**EXERCISE**:
Extract from the listing each line in which the word "dash" appears.

**Figure data in JSON**:
-*-*-
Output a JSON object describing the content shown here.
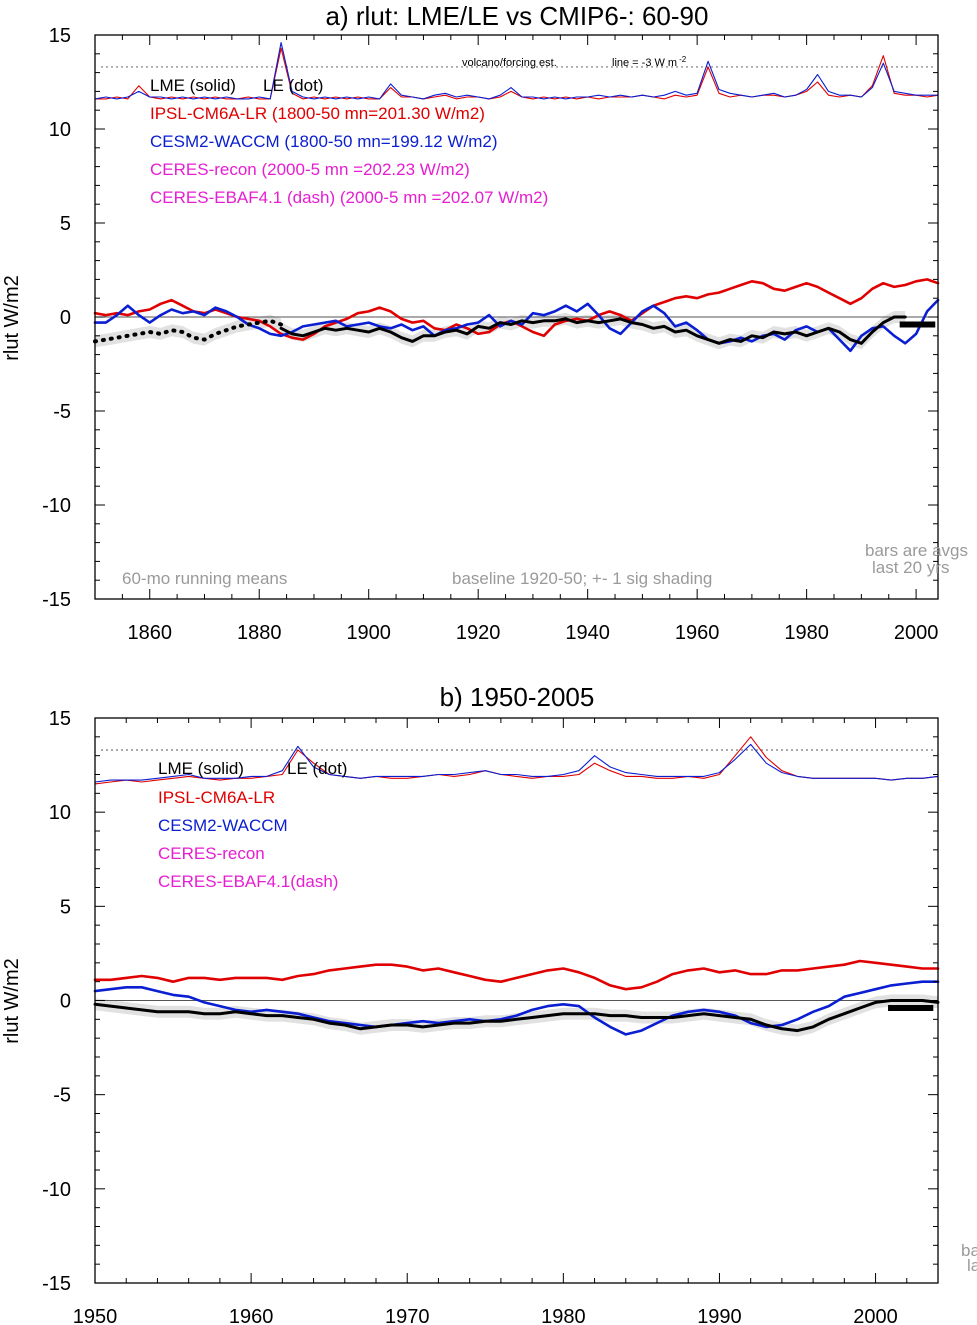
{
  "chart_data": [
    {
      "type": "line",
      "title": "a) rlut: LME/LE vs CMIP6-: 60-90",
      "ylabel": "rlut W/m2",
      "xlabel": "",
      "xlim": [
        1850,
        2004
      ],
      "ylim": [
        -15,
        15
      ],
      "xticks": [
        1860,
        1880,
        1900,
        1920,
        1940,
        1960,
        1980,
        2000
      ],
      "yticks": [
        15,
        10,
        5,
        0,
        -5,
        -10,
        -15
      ],
      "x_step": 2,
      "legend": {
        "lme": "LME (solid)",
        "le": "LE (dot)",
        "ipsl": "IPSL-CM6A-LR (1800-50 mn=201.30 W/m2)",
        "cesm": "CESM2-WACCM (1800-50 mn=199.12 W/m2)",
        "ceres_recon": "CERES-recon (2000-5 mn =202.23 W/m2)",
        "ceres_ebaf": "CERES-EBAF4.1 (dash) (2000-5 mn =202.07 W/m2)"
      },
      "annotations": {
        "volcano": "volcano/forcing est.",
        "line_ref": "line = -3 W m",
        "line_ref_sup": "-2",
        "running": "60-mo running means",
        "baseline": "baseline 1920-50; +- 1 sig shading",
        "bars1": "bars are avgs",
        "bars2": "last 20 yrs"
      },
      "reference_line_y": 13.3,
      "zero_line_y": 0,
      "series": [
        {
          "name": "IPSL-CM6A-LR (volcanic forcing est.)",
          "color": "#e00000",
          "start": 1850,
          "values": [
            11.6,
            11.6,
            11.7,
            11.6,
            12.3,
            11.7,
            11.6,
            11.7,
            11.6,
            11.7,
            11.6,
            11.7,
            11.6,
            11.6,
            11.7,
            11.6,
            11.6,
            14.3,
            11.9,
            11.6,
            11.7,
            11.6,
            11.7,
            11.6,
            11.7,
            11.6,
            11.6,
            12.2,
            11.7,
            11.7,
            11.6,
            11.7,
            11.8,
            11.6,
            11.7,
            11.7,
            11.6,
            11.7,
            12.0,
            11.7,
            11.6,
            11.7,
            11.6,
            11.7,
            11.6,
            11.7,
            11.6,
            11.7,
            11.7,
            11.7,
            11.8,
            11.7,
            11.6,
            11.8,
            11.7,
            11.8,
            13.3,
            11.9,
            11.7,
            11.8,
            11.7,
            11.8,
            11.8,
            11.7,
            11.8,
            12.0,
            12.5,
            11.8,
            11.7,
            11.8,
            11.7,
            12.3,
            13.9,
            11.9,
            11.8,
            11.8,
            11.7,
            11.8
          ]
        },
        {
          "name": "CESM2-WACCM (volcanic forcing est.)",
          "color": "#0a1ed2",
          "start": 1850,
          "values": [
            11.6,
            11.7,
            11.6,
            11.7,
            12.0,
            11.7,
            11.7,
            11.6,
            11.7,
            11.6,
            11.7,
            11.6,
            11.7,
            11.6,
            11.6,
            11.7,
            11.6,
            14.6,
            12.0,
            11.7,
            11.6,
            11.7,
            11.6,
            11.7,
            11.6,
            11.7,
            11.6,
            12.4,
            11.8,
            11.7,
            11.6,
            11.8,
            11.9,
            11.7,
            11.8,
            11.7,
            11.6,
            11.8,
            12.2,
            11.7,
            11.7,
            11.6,
            11.7,
            11.6,
            11.7,
            11.7,
            11.8,
            11.7,
            11.8,
            11.7,
            11.8,
            11.7,
            11.8,
            12.0,
            11.8,
            11.9,
            13.6,
            12.1,
            11.9,
            11.8,
            11.7,
            11.8,
            11.9,
            11.7,
            11.8,
            12.1,
            12.9,
            12.0,
            11.8,
            11.8,
            11.7,
            12.2,
            13.5,
            12.0,
            11.9,
            11.8,
            11.8,
            11.8
          ]
        },
        {
          "name": "IPSL-CM6A-LR",
          "color": "#e00000",
          "start": 1850,
          "values": [
            0.2,
            0.1,
            0.2,
            0.1,
            0.3,
            0.4,
            0.7,
            0.9,
            0.6,
            0.3,
            0.2,
            0.4,
            0.2,
            0.0,
            -0.1,
            -0.2,
            -0.5,
            -0.9,
            -1.1,
            -1.2,
            -0.9,
            -0.5,
            -0.3,
            -0.1,
            0.2,
            0.3,
            0.5,
            0.3,
            -0.1,
            -0.3,
            -0.2,
            -0.6,
            -0.7,
            -0.4,
            -0.6,
            -0.9,
            -0.8,
            -0.4,
            -0.2,
            -0.5,
            -0.8,
            -1.0,
            -0.4,
            -0.2,
            -0.1,
            -0.2,
            0.1,
            0.3,
            0.1,
            -0.2,
            0.2,
            0.6,
            0.8,
            1.0,
            1.1,
            1.0,
            1.2,
            1.3,
            1.5,
            1.7,
            1.9,
            1.8,
            1.5,
            1.4,
            1.6,
            1.8,
            1.6,
            1.3,
            1.0,
            0.7,
            1.0,
            1.5,
            1.8,
            1.6,
            1.7,
            1.9,
            2.0,
            1.8
          ]
        },
        {
          "name": "CESM2-WACCM",
          "color": "#0a1ed2",
          "start": 1850,
          "values": [
            -0.3,
            -0.3,
            0.1,
            0.6,
            0.1,
            -0.3,
            0.1,
            0.4,
            0.2,
            0.3,
            0.1,
            0.5,
            0.3,
            0.0,
            -0.4,
            -0.6,
            -0.9,
            -1.0,
            -0.8,
            -0.5,
            -0.4,
            -0.3,
            -0.2,
            -0.5,
            -0.4,
            -0.3,
            -0.5,
            -0.6,
            -0.4,
            -0.7,
            -0.5,
            -1.0,
            -0.7,
            -0.6,
            -0.4,
            -0.3,
            0.1,
            -0.5,
            -0.2,
            -0.4,
            0.2,
            0.1,
            0.3,
            0.6,
            0.3,
            0.7,
            0.1,
            -0.6,
            -0.9,
            -0.3,
            0.3,
            0.6,
            0.2,
            -0.5,
            -0.3,
            -0.7,
            -1.2,
            -1.4,
            -1.3,
            -1.1,
            -1.3,
            -1.0,
            -0.9,
            -1.2,
            -0.7,
            -0.5,
            -0.8,
            -0.6,
            -1.2,
            -1.8,
            -1.0,
            -0.6,
            -0.5,
            -1.0,
            -1.4,
            -0.9,
            0.3,
            0.9
          ]
        },
        {
          "name": "LME",
          "color": "#000000",
          "start": 1884,
          "values": [
            -0.6,
            -0.9,
            -1.0,
            -0.8,
            -0.6,
            -0.7,
            -0.6,
            -0.7,
            -0.8,
            -0.6,
            -0.8,
            -1.1,
            -1.3,
            -1.0,
            -1.0,
            -0.8,
            -0.7,
            -0.9,
            -0.5,
            -0.6,
            -0.3,
            -0.4,
            -0.2,
            -0.3,
            -0.2,
            -0.2,
            -0.1,
            -0.3,
            -0.2,
            -0.3,
            -0.2,
            -0.1,
            -0.3,
            -0.4,
            -0.6,
            -0.5,
            -0.8,
            -0.7,
            -1.0,
            -1.2,
            -1.4,
            -1.2,
            -1.3,
            -1.0,
            -1.1,
            -0.8,
            -0.9,
            -0.8,
            -1.0,
            -0.8,
            -0.6,
            -0.8,
            -1.2,
            -1.4,
            -0.8,
            -0.3,
            0.0,
            0.0
          ]
        },
        {
          "name": "LE",
          "color": "#000000",
          "start": 1850,
          "values": [
            -1.3,
            -1.2,
            -1.1,
            -1.0,
            -0.9,
            -0.8,
            -0.9,
            -0.7,
            -0.8,
            -1.1,
            -1.2,
            -0.9,
            -0.7,
            -0.5,
            -0.4,
            -0.3,
            -0.2,
            -0.4
          ]
        }
      ],
      "bars": [
        {
          "name": "LME last 20 yrs",
          "y": -0.4,
          "x0": 1997,
          "x1": 2003.5
        }
      ]
    },
    {
      "type": "line",
      "title": "b) 1950-2005",
      "ylabel": "rlut W/m2",
      "xlabel": "",
      "xlim": [
        1950,
        2004
      ],
      "ylim": [
        -15,
        15
      ],
      "xticks": [
        1950,
        1960,
        1970,
        1980,
        1990,
        2000
      ],
      "yticks": [
        15,
        10,
        5,
        0,
        -5,
        -10,
        -15
      ],
      "x_step": 1,
      "legend": {
        "lme": "LME (solid)",
        "le": "LE (dot)",
        "ipsl": "IPSL-CM6A-LR",
        "cesm": "CESM2-WACCM",
        "ceres_recon": "CERES-recon",
        "ceres_ebaf": "CERES-EBAF4.1(dash)"
      },
      "annotations": {
        "bars1": "ba",
        "bars2": "la"
      },
      "reference_line_y": 13.3,
      "zero_line_y": 0,
      "series": [
        {
          "name": "IPSL-CM6A-LR (volcanic forcing est.)",
          "color": "#e00000",
          "start": 1950,
          "values": [
            11.5,
            11.6,
            11.7,
            11.6,
            11.7,
            11.8,
            11.9,
            11.8,
            11.7,
            11.8,
            11.8,
            11.9,
            12.0,
            13.3,
            12.6,
            12.0,
            11.9,
            11.8,
            11.9,
            11.8,
            11.8,
            11.9,
            12.0,
            11.9,
            12.0,
            12.2,
            12.0,
            11.9,
            11.8,
            11.9,
            11.9,
            12.0,
            12.6,
            12.2,
            11.9,
            11.9,
            11.8,
            11.8,
            11.9,
            11.8,
            12.0,
            13.0,
            14.0,
            12.9,
            12.2,
            11.9,
            11.8,
            11.8,
            11.8,
            11.8,
            11.8,
            11.7,
            11.8,
            11.8,
            11.9
          ]
        },
        {
          "name": "CESM2-WACCM (volcanic forcing est.)",
          "color": "#0a1ed2",
          "start": 1950,
          "values": [
            11.6,
            11.7,
            11.7,
            11.7,
            11.8,
            11.9,
            12.0,
            11.8,
            11.8,
            11.8,
            11.9,
            11.9,
            12.2,
            13.5,
            12.4,
            12.0,
            11.9,
            11.8,
            11.9,
            11.9,
            11.9,
            11.9,
            12.0,
            12.0,
            12.1,
            12.2,
            12.0,
            12.0,
            11.9,
            11.9,
            12.0,
            12.2,
            13.0,
            12.4,
            12.1,
            12.0,
            11.9,
            11.9,
            11.9,
            11.9,
            12.1,
            12.8,
            13.6,
            12.6,
            12.1,
            11.9,
            11.8,
            11.8,
            11.8,
            11.8,
            11.8,
            11.7,
            11.8,
            11.8,
            11.9
          ]
        },
        {
          "name": "IPSL-CM6A-LR",
          "color": "#e00000",
          "start": 1950,
          "values": [
            1.1,
            1.1,
            1.2,
            1.3,
            1.2,
            1.0,
            1.2,
            1.2,
            1.1,
            1.2,
            1.2,
            1.2,
            1.1,
            1.3,
            1.4,
            1.6,
            1.7,
            1.8,
            1.9,
            1.9,
            1.8,
            1.6,
            1.7,
            1.5,
            1.3,
            1.1,
            1.0,
            1.2,
            1.4,
            1.6,
            1.7,
            1.5,
            1.2,
            0.8,
            0.6,
            0.7,
            1.0,
            1.4,
            1.6,
            1.7,
            1.5,
            1.6,
            1.4,
            1.4,
            1.6,
            1.6,
            1.7,
            1.8,
            1.9,
            2.1,
            2.0,
            1.9,
            1.8,
            1.7,
            1.7
          ]
        },
        {
          "name": "CESM2-WACCM",
          "color": "#0a1ed2",
          "start": 1950,
          "values": [
            0.5,
            0.6,
            0.7,
            0.7,
            0.5,
            0.3,
            0.2,
            -0.1,
            -0.3,
            -0.5,
            -0.6,
            -0.5,
            -0.6,
            -0.7,
            -0.9,
            -1.1,
            -1.2,
            -1.3,
            -1.4,
            -1.3,
            -1.2,
            -1.1,
            -1.2,
            -1.1,
            -1.0,
            -1.1,
            -1.0,
            -0.8,
            -0.5,
            -0.3,
            -0.2,
            -0.3,
            -0.9,
            -1.4,
            -1.8,
            -1.6,
            -1.2,
            -0.8,
            -0.6,
            -0.5,
            -0.6,
            -0.8,
            -1.2,
            -1.4,
            -1.3,
            -1.0,
            -0.6,
            -0.3,
            0.2,
            0.4,
            0.6,
            0.8,
            0.9,
            1.0,
            1.0
          ]
        },
        {
          "name": "LME",
          "color": "#000000",
          "start": 1950,
          "values": [
            -0.2,
            -0.3,
            -0.4,
            -0.5,
            -0.6,
            -0.6,
            -0.6,
            -0.7,
            -0.7,
            -0.6,
            -0.7,
            -0.8,
            -0.8,
            -0.9,
            -1.0,
            -1.2,
            -1.3,
            -1.5,
            -1.4,
            -1.3,
            -1.3,
            -1.4,
            -1.3,
            -1.2,
            -1.2,
            -1.1,
            -1.1,
            -1.0,
            -0.9,
            -0.8,
            -0.7,
            -0.7,
            -0.7,
            -0.8,
            -0.8,
            -0.9,
            -0.9,
            -0.9,
            -0.8,
            -0.7,
            -0.8,
            -0.9,
            -1.0,
            -1.3,
            -1.5,
            -1.6,
            -1.4,
            -1.0,
            -0.7,
            -0.4,
            -0.1,
            0.0,
            0.0,
            0.0,
            -0.1
          ]
        }
      ],
      "bars": [
        {
          "name": "LME last 20 yrs",
          "y": -0.4,
          "x0": 2000.8,
          "x1": 2003.7
        }
      ]
    }
  ]
}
-*-*-
**RESULT OF THE EXERCISE**:
        "ceres_ebaf": "CERES-EBAF4.1 (dash) (2000-5 mn =202.07 W/m2)"
        "ceres_ebaf": "CERES-EBAF4.1(dash)"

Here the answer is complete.